Excerpts from a layout annotation set:
***

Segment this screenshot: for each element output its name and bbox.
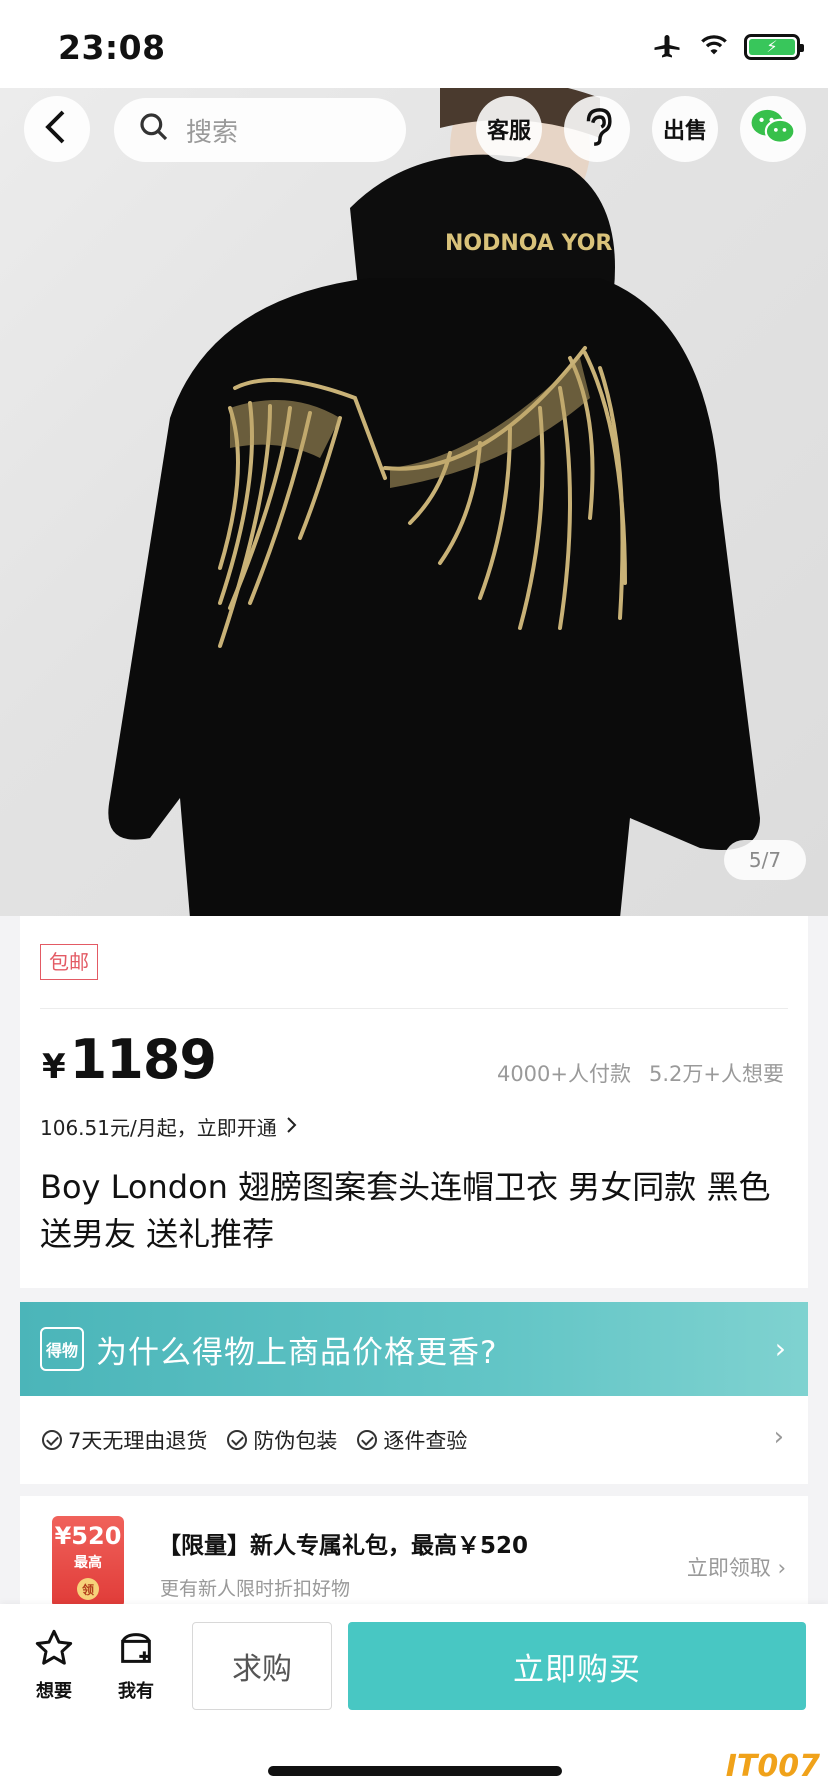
installment-link[interactable]: 106.51元/月起，立即开通 [40, 1112, 297, 1141]
coupon-image-amount: ¥520 [54, 1522, 122, 1550]
want-label: 想要 [36, 1681, 72, 1702]
status-time: 23:08 [58, 28, 166, 67]
claim-coupon-button[interactable]: 立即领取 › [687, 1552, 786, 1582]
top-navigation: 搜索 客服 出售 [0, 96, 828, 168]
coupon-image-sub: 最高 [74, 1555, 102, 1571]
home-indicator[interactable] [268, 1766, 562, 1776]
price-symbol: ¥ [42, 1047, 66, 1087]
why-price-text: 为什么得物上商品价格更香? [96, 1334, 498, 1371]
product-info-card: 包邮 ¥ 1189 4000+人付款 5.2万+人想要 106.51元/月起，立… [20, 916, 808, 1288]
ear-icon [579, 107, 615, 151]
free-shipping-tag: 包邮 [40, 944, 98, 980]
bottom-action-bar: 想要 我有 求购 立即购买 [0, 1604, 828, 1792]
ear-button[interactable] [564, 96, 630, 162]
status-icons: ⚡ [650, 30, 804, 64]
chevron-right-icon: › [773, 1422, 784, 1452]
request-purchase-button[interactable]: 求购 [192, 1622, 332, 1710]
guarantee-item: 7天无理由退货 [42, 1425, 207, 1455]
coupon-subtitle: 更有新人限时折扣好物 [160, 1578, 351, 1600]
airplane-icon [650, 30, 684, 64]
coupon-title: 【限量】新人专属礼包，最高￥520 [158, 1533, 529, 1559]
product-image[interactable]: NODNOA YOR 5/7 [0, 88, 828, 916]
search-input[interactable]: 搜索 [114, 98, 406, 162]
sell-button[interactable]: 出售 [652, 96, 718, 162]
wechat-icon [750, 107, 796, 151]
service-guarantees[interactable]: 7天无理由退货 防伪包装 逐件查验 › [20, 1396, 808, 1484]
want-button[interactable]: 想要 [24, 1628, 84, 1703]
guarantee-item: 逐件查验 [357, 1425, 467, 1455]
guarantee-item: 防伪包装 [227, 1425, 337, 1455]
battery-charging-icon: ⚡ [744, 34, 804, 60]
have-label: 我有 [118, 1681, 154, 1702]
product-title: Boy London 翅膀图案套头连帽卫衣 男女同款 黑色 送男友 送礼推荐 [40, 1168, 771, 1253]
check-circle-icon [42, 1430, 62, 1450]
coupon-image-badge: 领 [77, 1578, 99, 1600]
check-circle-icon [227, 1430, 248, 1450]
customer-service-button[interactable]: 客服 [476, 96, 542, 162]
claim-label: 立即领取 [686, 1556, 771, 1580]
watermark: IT007 [725, 1749, 820, 1784]
image-page-indicator: 5/7 [724, 840, 806, 880]
guarantee-label: 防伪包装 [253, 1429, 338, 1453]
guarantee-label: 逐件查验 [383, 1429, 468, 1453]
have-button[interactable]: 我有 [106, 1628, 166, 1703]
price: ¥ 1189 [42, 1028, 217, 1091]
sales-stats: 4000+人付款 5.2万+人想要 [497, 1058, 784, 1088]
back-icon [42, 109, 72, 149]
check-circle-icon [357, 1430, 378, 1450]
chevron-right-icon: › [774, 1332, 786, 1365]
installment-text: 106.51元/月起，立即开通 [40, 1116, 277, 1140]
guarantee-label: 7天无理由退货 [68, 1429, 208, 1453]
status-bar: 23:08 ⚡ [0, 0, 828, 88]
back-button[interactable] [24, 96, 90, 162]
search-icon [138, 111, 170, 150]
hood-text: NODNOA YOR [445, 231, 612, 256]
dewu-logo-icon: 得物 [40, 1327, 84, 1371]
sell-icon: 出售 [662, 119, 707, 144]
wifi-icon [698, 31, 730, 63]
divider [40, 1008, 788, 1009]
wants-count: 5.2万+人想要 [649, 1062, 784, 1086]
buy-now-button[interactable]: 立即购买 [348, 1622, 806, 1710]
wardrobe-add-icon [116, 1633, 156, 1673]
paid-count: 4000+人付款 [496, 1062, 631, 1086]
wechat-share-button[interactable] [740, 96, 806, 162]
hoodie-illustration: NODNOA YOR [108, 88, 760, 916]
red-packet-icon: ¥520 最高 领 [52, 1516, 124, 1608]
customer-service-icon: 客服 [486, 119, 531, 144]
search-placeholder: 搜索 [186, 117, 239, 148]
price-value: 1189 [69, 1028, 217, 1091]
chevron-right-icon: › [777, 1556, 786, 1580]
why-price-banner[interactable]: 得物 为什么得物上商品价格更香? › [20, 1302, 808, 1396]
chevron-right-icon [285, 1115, 297, 1139]
star-icon [34, 1629, 74, 1673]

***

_TASK TO COMPLETE_. Reproduce verbatim the lines of the entries from the one containing "1112, 297, 1141]" through the one containing "home-indicator[interactable] [268, 1766, 562, 1776]".

_ANSWER TO THIS TASK_.
installment-link[interactable]: 106.51元/月起，立即开通 [40, 1112, 297, 1141]
coupon-image-amount: ¥520 [54, 1522, 122, 1550]
want-label: 想要 [36, 1681, 72, 1702]
status-time: 23:08 [58, 28, 166, 67]
claim-coupon-button[interactable]: 立即领取 › [687, 1552, 786, 1582]
top-navigation: 搜索 客服 出售 [0, 96, 828, 168]
coupon-image-sub: 最高 [74, 1555, 102, 1571]
home-indicator[interactable] [268, 1766, 562, 1776]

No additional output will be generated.